-- Input material start --

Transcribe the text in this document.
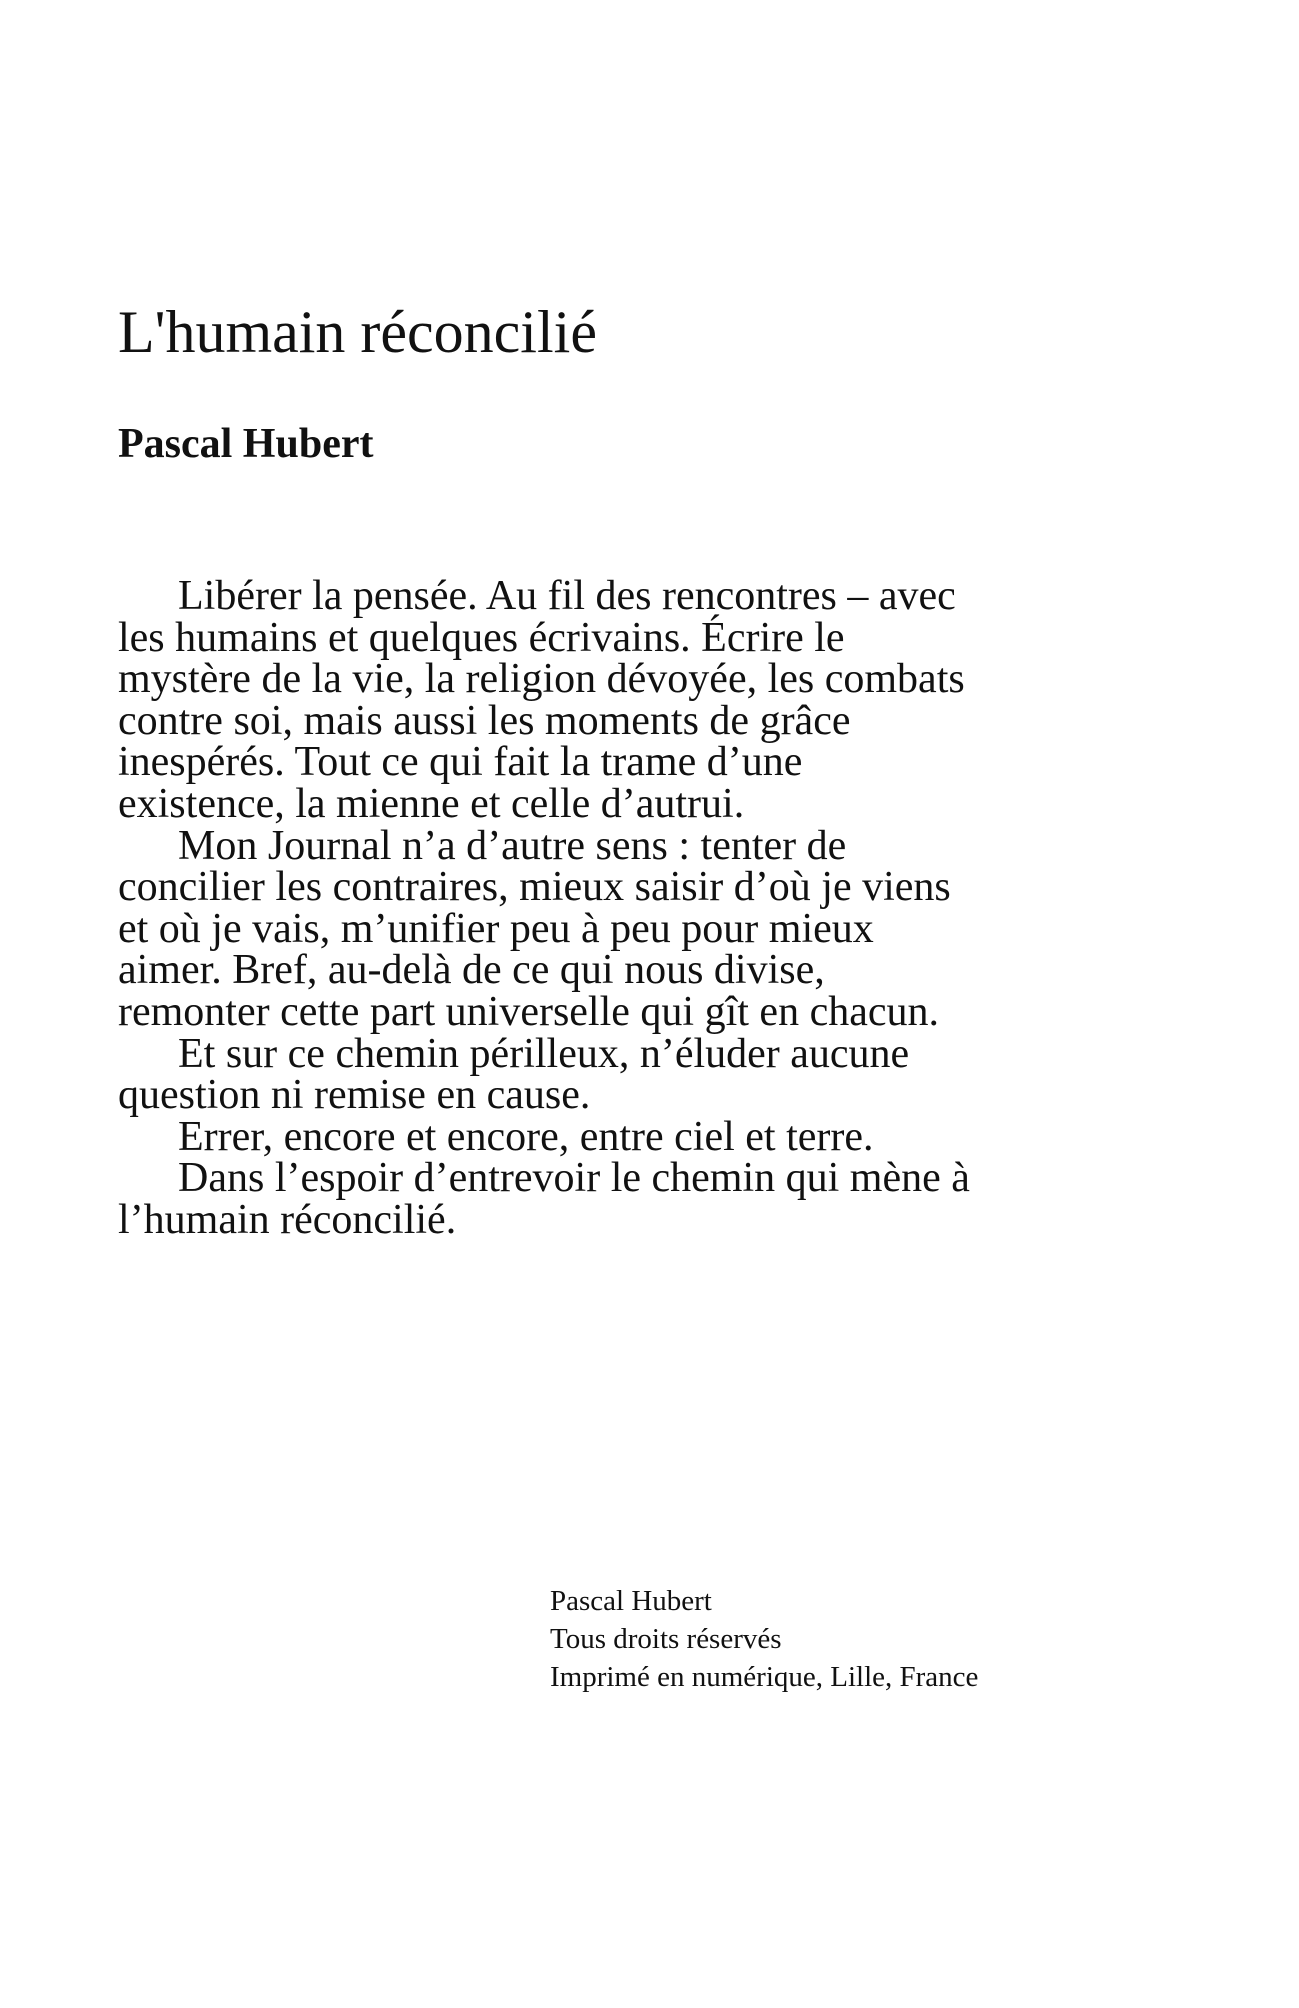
L'humain réconcilié
Pascal Hubert

Libérer la pensée. Au fil des rencontres – avec les humains et quelques écrivains. Écrire le mystère de la vie, la religion dévoyée, les combats contre soi, mais aussi les moments de grâce inespérés. Tout ce qui fait la trame d’une existence, la mienne et celle d’autrui.

Mon Journal n’a d’autre sens : tenter de concilier les contraires, mieux saisir d’où je viens et où je vais, m’unifier peu à peu pour mieux aimer. Bref, au-delà de ce qui nous divise, remonter cette part universelle qui gît en chacun.

Et sur ce chemin périlleux, n’éluder aucune question ni remise en cause.

Errer, encore et encore, entre ciel et terre.

Dans l’espoir d’entrevoir le chemin qui mène à l’humain réconcilié.

Pascal Hubert
Tous droits réservés
Imprimé en numérique, Lille, France
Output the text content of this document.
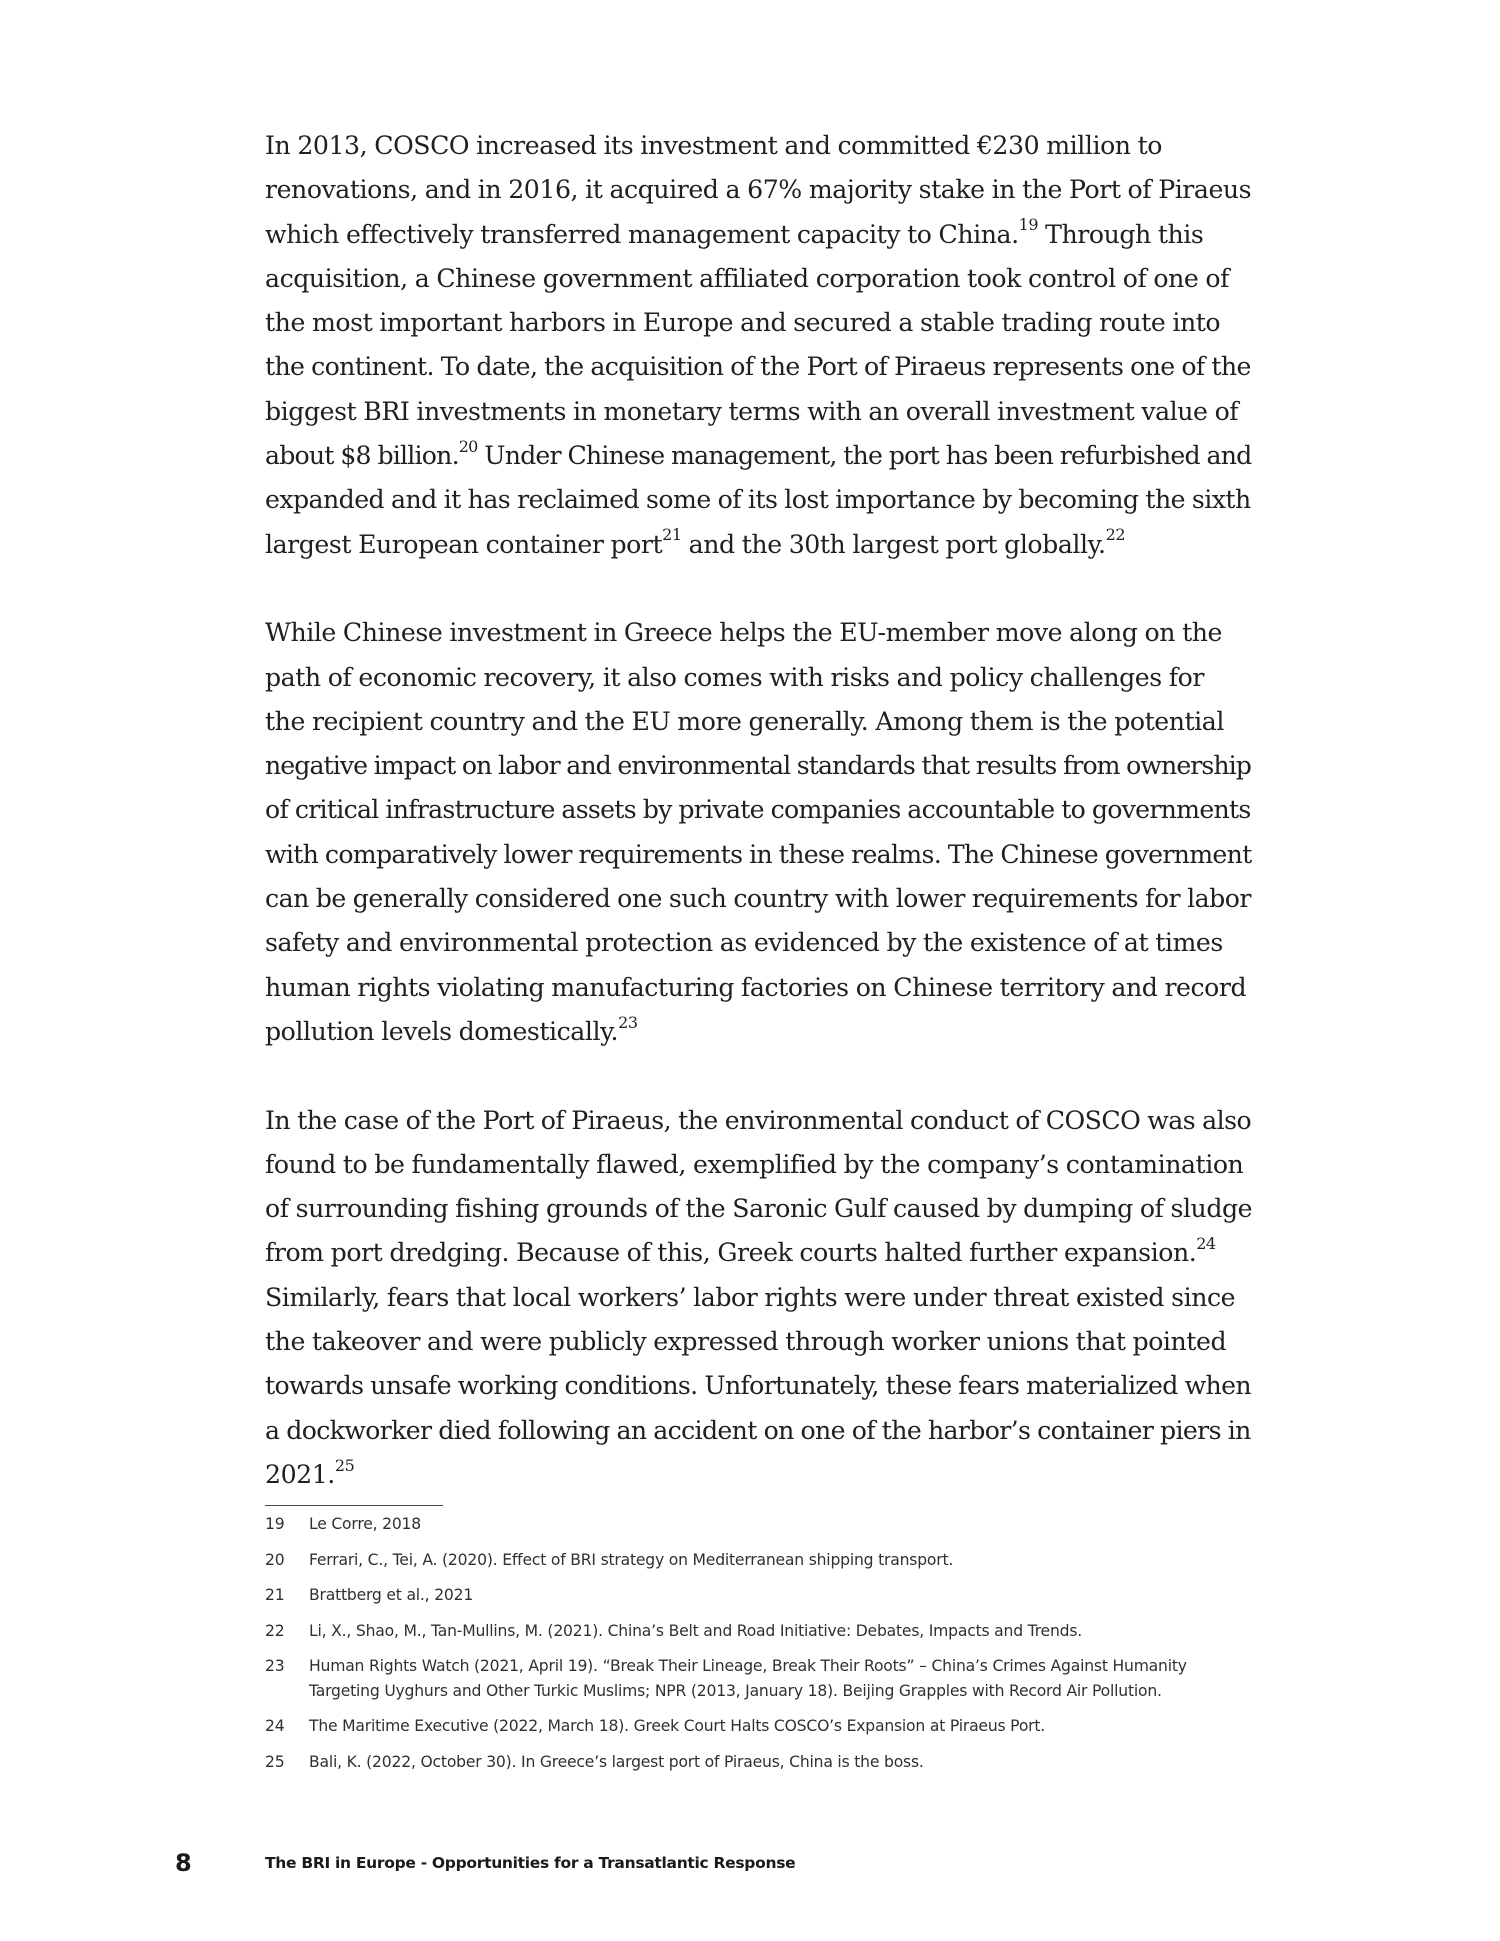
In 2013, COSCO increased its investment and committed €230 million to
renovations, and in 2016, it acquired a 67% majority stake in the Port of Piraeus
which effectively transferred management capacity to China.$^{19}$ Through this
acquisition, a Chinese government affiliated corporation took control of one of
the most important harbors in Europe and secured a stable trading route into
the continent. To date, the acquisition of the Port of Piraeus represents one of the
biggest BRI investments in monetary terms with an overall investment value of
about $8 billion.$^{20}$ Under Chinese management, the port has been refurbished and
expanded and it has reclaimed some of its lost importance by becoming the sixth
largest European container port$^{21}$ and the 30th largest port globally.$^{22}$

While Chinese investment in Greece helps the EU-member move along on the
path of economic recovery, it also comes with risks and policy challenges for
the recipient country and the EU more generally. Among them is the potential
negative impact on labor and environmental standards that results from ownership
of critical infrastructure assets by private companies accountable to governments
with comparatively lower requirements in these realms. The Chinese government
can be generally considered one such country with lower requirements for labor
safety and environmental protection as evidenced by the existence of at times
human rights violating manufacturing factories on Chinese territory and record
pollution levels domestically.$^{23}$

In the case of the Port of Piraeus, the environmental conduct of COSCO was also
found to be fundamentally flawed, exemplified by the company’s contamination
of surrounding fishing grounds of the Saronic Gulf caused by dumping of sludge
from port dredging. Because of this, Greek courts halted further expansion.$^{24}$
Similarly, fears that local workers’ labor rights were under threat existed since
the takeover and were publicly expressed through worker unions that pointed
towards unsafe working conditions. Unfortunately, these fears materialized when
a dockworker died following an accident on one of the harbor’s container piers in
2021.25

19	Le Corre, 2018
20	Ferrari, C., Tei, A. (2020). Effect of BRI strategy on Mediterranean shipping transport.
21	Brattberg et al., 2021
22	Li, X., Shao, M., Tan-Mullins, M. (2021). China’s Belt and Road Initiative: Debates, Impacts and Trends.
23	Human Rights Watch (2021, April 19). “Break Their Lineage, Break Their Roots” – China’s Crimes Against Humanity
Targeting Uyghurs and Other Turkic Muslims; NPR (2013, January 18). Beijing Grapples with Record Air Pollution.
24	The Maritime Executive (2022, March 18). Greek Court Halts COSCO’s Expansion at Piraeus Port.
25	Bali, K. (2022, October 30). In Greece’s largest port of Piraeus, China is the boss.
8	The BRI in Europe - Opportunities for a Transatlantic Response
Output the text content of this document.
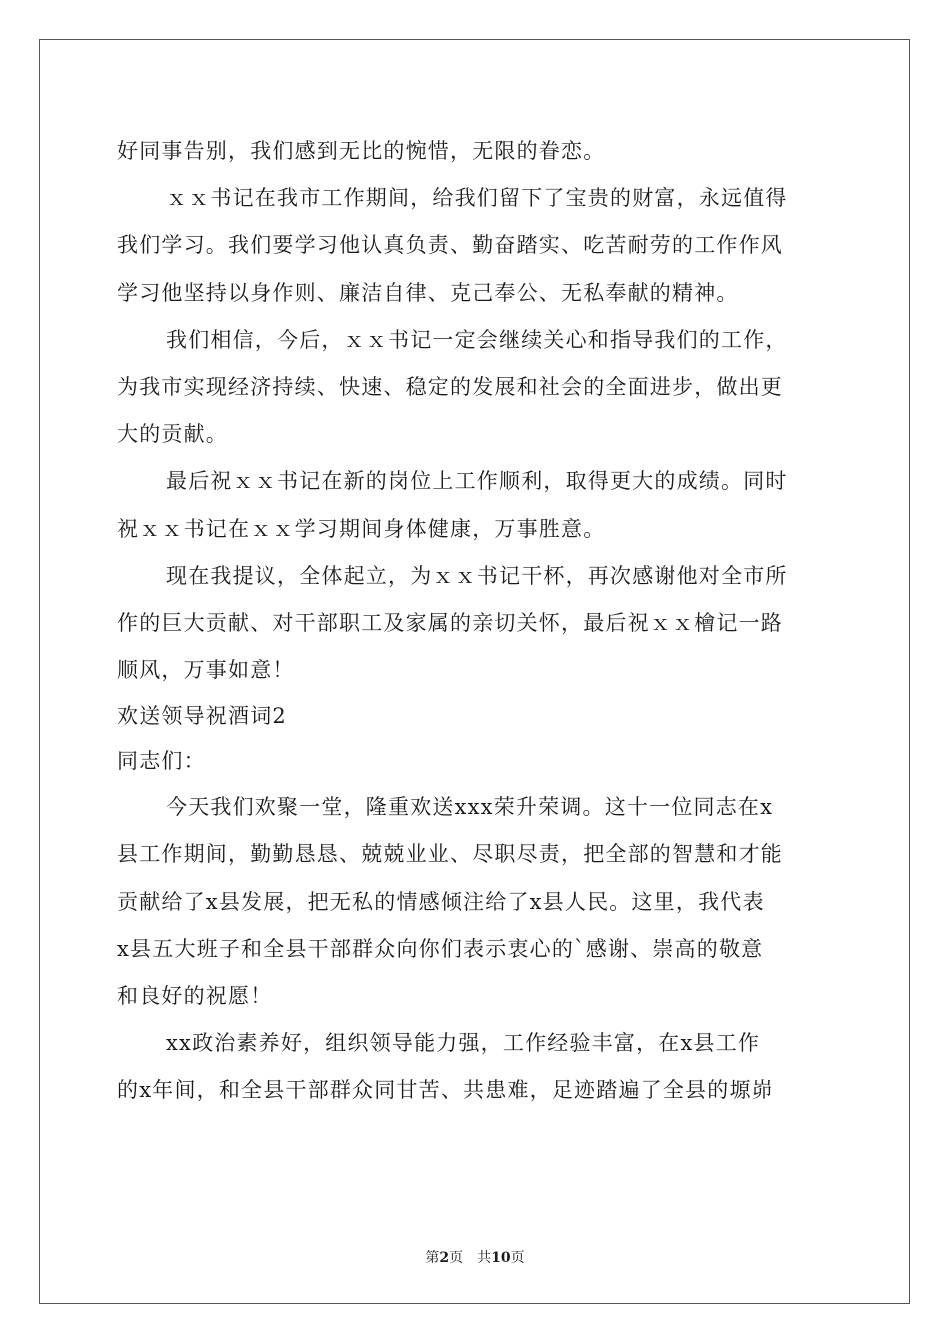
好同事告别，我们感到无比的惋惜，无限的眷恋。
ｘｘ书记在我市工作期间，给我们留下了宝贵的财富，永远值得
我们学习。我们要学习他认真负责、勤奋踏实、吃苦耐劳的工作作风
学习他坚持以身作则、廉洁自律、克己奉公、无私奉献的精神。
我们相信，今后，ｘｘ书记一定会继续关心和指导我们的工作，
为我市实现经济持续、快速、稳定的发展和社会的全面进步，做出更
大的贡献。
最后祝ｘｘ书记在新的岗位上工作顺利，取得更大的成绩。同时
祝ｘｘ书记在ｘｘ学习期间身体健康，万事胜意。
现在我提议，全体起立，为ｘｘ书记干杯，再次感谢他对全市所
作的巨大贡献、对干部职工及家属的亲切关怀，最后祝ｘｘ檜记一路
顺风，万事如意！
欢送领导祝酒词2
同志们：
今天我们欢聚一堂，隆重欢送xxx荣升荣调。这十一位同志在x
县工作期间，勤勤恳恳、兢兢业业、尽职尽责，把全部的智慧和才能
贡献给了x县发展，把无私的情感倾注给了x县人民。这里，我代表
x县五大班子和全县干部群众向你们表示衷心的`感谢、崇高的敬意
和良好的祝愿！
xx政治素养好，组织领导能力强，工作经验丰富，在x县工作
的x年间，和全县干部群众同甘苦、共患难，足迹踏遍了全县的塬峁
第2页 共10页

-- Input material end --

*Written instruction*. Your task is to transcribe all of the records precisely, with no images included.

*Full output*.
Transcribe the text in this document.
L'humain réconcilié
Pascal Hubert

Libérer la pensée. Au fil des rencontres – avec les humains et quelques écrivains. Écrire le mystère de la vie, la religion dévoyée, les combats contre soi, mais aussi les moments de grâce inespérés. Tout ce qui fait la trame d’une existence, la mienne et celle d’autrui.

Mon Journal n’a d’autre sens : tenter de concilier les contraires, mieux saisir d’où je viens et où je vais, m’unifier peu à peu pour mieux aimer. Bref, au-delà de ce qui nous divise, remonter cette part universelle qui gît en chacun.

Et sur ce chemin périlleux, n’éluder aucune question ni remise en cause.

Errer, encore et encore, entre ciel et terre.

Dans l’espoir d’entrevoir le chemin qui mène à l’humain réconcilié.

Pascal Hubert
Tous droits réservés
Imprimé en numérique, Lille, France
Output the text content of this document.
In 2013, COSCO increased its investment and committed €230 million to
renovations, and in 2016, it acquired a 67% majority stake in the Port of Piraeus
which effectively transferred management capacity to China.$^{19}$ Through this
acquisition, a Chinese government affiliated corporation took control of one of
the most important harbors in Europe and secured a stable trading route into
the continent. To date, the acquisition of the Port of Piraeus represents one of the
biggest BRI investments in monetary terms with an overall investment value of
about $8 billion.$^{20}$ Under Chinese management, the port has been refurbished and
expanded and it has reclaimed some of its lost importance by becoming the sixth
largest European container port$^{21}$ and the 30th largest port globally.$^{22}$

While Chinese investment in Greece helps the EU-member move along on the
path of economic recovery, it also comes with risks and policy challenges for
the recipient country and the EU more generally. Among them is the potential
negative impact on labor and environmental standards that results from ownership
of critical infrastructure assets by private companies accountable to governments
with comparatively lower requirements in these realms. The Chinese government
can be generally considered one such country with lower requirements for labor
safety and environmental protection as evidenced by the existence of at times
human rights violating manufacturing factories on Chinese territory and record
pollution levels domestically.$^{23}$

In the case of the Port of Piraeus, the environmental conduct of COSCO was also
found to be fundamentally flawed, exemplified by the company’s contamination
of surrounding fishing grounds of the Saronic Gulf caused by dumping of sludge
from port dredging. Because of this, Greek courts halted further expansion.$^{24}$
Similarly, fears that local workers’ labor rights were under threat existed since
the takeover and were publicly expressed through worker unions that pointed
towards unsafe working conditions. Unfortunately, these fears materialized when
a dockworker died following an accident on one of the harbor’s container piers in
2021.25

19	Le Corre, 2018
20	Ferrari, C., Tei, A. (2020). Effect of BRI strategy on Mediterranean shipping transport.
21	Brattberg et al., 2021
22	Li, X., Shao, M., Tan-Mullins, M. (2021). China’s Belt and Road Initiative: Debates, Impacts and Trends.
23	Human Rights Watch (2021, April 19). “Break Their Lineage, Break Their Roots” – China’s Crimes Against Humanity
Targeting Uyghurs and Other Turkic Muslims; NPR (2013, January 18). Beijing Grapples with Record Air Pollution.
24	The Maritime Executive (2022, March 18). Greek Court Halts COSCO’s Expansion at Piraeus Port.
25	Bali, K. (2022, October 30). In Greece’s largest port of Piraeus, China is the boss.
8	The BRI in Europe - Opportunities for a Transatlantic Response
Output the text content of this document.
好同事告别，我们感到无比的惋惜，无限的眷恋。
ｘｘ书记在我市工作期间，给我们留下了宝贵的财富，永远值得
我们学习。我们要学习他认真负责、勤奋踏实、吃苦耐劳的工作作风
学习他坚持以身作则、廉洁自律、克己奉公、无私奉献的精神。
我们相信，今后，ｘｘ书记一定会继续关心和指导我们的工作，
为我市实现经济持续、快速、稳定的发展和社会的全面进步，做出更
大的贡献。
最后祝ｘｘ书记在新的岗位上工作顺利，取得更大的成绩。同时
祝ｘｘ书记在ｘｘ学习期间身体健康，万事胜意。
现在我提议，全体起立，为ｘｘ书记干杯，再次感谢他对全市所
作的巨大贡献、对干部职工及家属的亲切关怀，最后祝ｘｘ檜记一路
顺风，万事如意！
欢送领导祝酒词2
同志们：
今天我们欢聚一堂，隆重欢送xxx荣升荣调。这十一位同志在x
县工作期间，勤勤恳恳、兢兢业业、尽职尽责，把全部的智慧和才能
贡献给了x县发展，把无私的情感倾注给了x县人民。这里，我代表
x县五大班子和全县干部群众向你们表示衷心的`感谢、崇高的敬意
和良好的祝愿！
xx政治素养好，组织领导能力强，工作经验丰富，在x县工作
的x年间，和全县干部群众同甘苦、共患难，足迹踏遍了全县的塬峁
第2页 共10页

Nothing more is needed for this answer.